-- Begin --

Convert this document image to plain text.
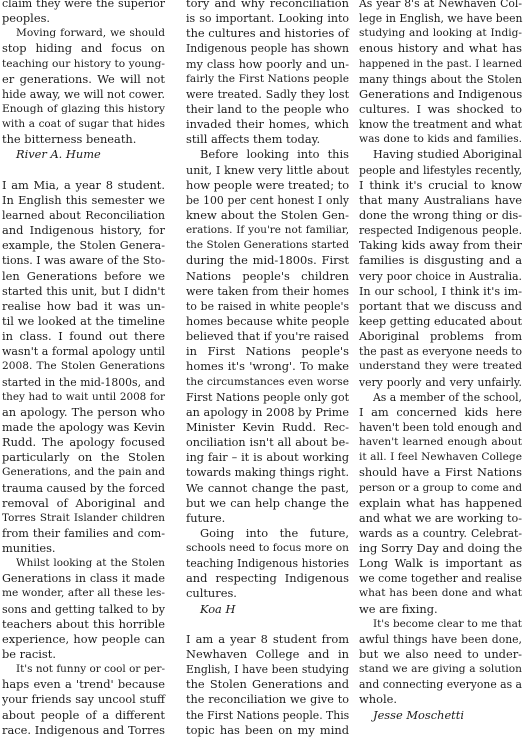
claim they were the superior
peoples.
Moving forward, we should
stop hiding and focus on
teaching our history to young-
er generations. We will not
hide away, we will not cower.
Enough of glazing this history
with a coat of sugar that hides
the bitterness beneath.
River A. Hume
I am Mia, a year 8 student.
In English this semester we
learned about Reconciliation
and Indigenous history, for
example, the Stolen Genera-
tions. I was aware of the Sto-
len Generations before we
started this unit, but I didn't
realise how bad it was un-
til we looked at the timeline
in class. I found out there
wasn't a formal apology until
2008. The Stolen Generations
started in the mid-1800s, and
they had to wait until 2008 for
an apology. The person who
made the apology was Kevin
Rudd. The apology focused
particularly on the Stolen
Generations, and the pain and
trauma caused by the forced
removal of Aboriginal and
Torres Strait Islander children
from their families and com-
munities.
Whilst looking at the Stolen
Generations in class it made
me wonder, after all these les-
sons and getting talked to by
teachers about this horrible
experience, how people can
be racist.
It's not funny or cool or per-
haps even a 'trend' because
your friends say uncool stuff
about people of a different
race. Indigenous and Torres
tory and why reconciliation
is so important. Looking into
the cultures and histories of
Indigenous people has shown
my class how poorly and un-
fairly the First Nations people
were treated. Sadly they lost
their land to the people who
invaded their homes, which
still affects them today.
Before looking into this
unit, I knew very little about
how people were treated; to
be 100 per cent honest I only
knew about the Stolen Gen-
erations. If you're not familiar,
the Stolen Generations started
during the mid-1800s. First
Nations people's children
were taken from their homes
to be raised in white people's
homes because white people
believed that if you're raised
in First Nations people's
homes it's 'wrong'. To make
the circumstances even worse
First Nations people only got
an apology in 2008 by Prime
Minister Kevin Rudd. Rec-
onciliation isn't all about be-
ing fair – it is about working
towards making things right.
We cannot change the past,
but we can help change the
future.
Going into the future,
schools need to focus more on
teaching Indigenous histories
and respecting Indigenous
cultures.
Koa H
I am a year 8 student from
Newhaven College and in
English, I have been studying
the Stolen Generations and
the reconciliation we give to
the First Nations people. This
topic has been on my mind
As year 8's at Newhaven Col-
lege in English, we have been
studying and looking at Indig-
enous history and what has
happened in the past. I learned
many things about the Stolen
Generations and Indigenous
cultures. I was shocked to
know the treatment and what
was done to kids and families.
Having studied Aboriginal
people and lifestyles recently,
I think it's crucial to know
that many Australians have
done the wrong thing or dis-
respected Indigenous people.
Taking kids away from their
families is disgusting and a
very poor choice in Australia.
In our school, I think it's im-
portant that we discuss and
keep getting educated about
Aboriginal problems from
the past as everyone needs to
understand they were treated
very poorly and very unfairly.
As a member of the school,
I am concerned kids here
haven't been told enough and
haven't learned enough about
it all. I feel Newhaven College
should have a First Nations
person or a group to come and
explain what has happened
and what we are working to-
wards as a country. Celebrat-
ing Sorry Day and doing the
Long Walk is important as
we come together and realise
what has been done and what
we are fixing.
It's become clear to me that
awful things have been done,
but we also need to under-
stand we are giving a solution
and connecting everyone as a
whole.
Jesse Moschetti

-- End --

Task description: Copy every line from the records above that contains the word "things".

The solution:
towards making things right.
many things about the Stolen
awful things have been done,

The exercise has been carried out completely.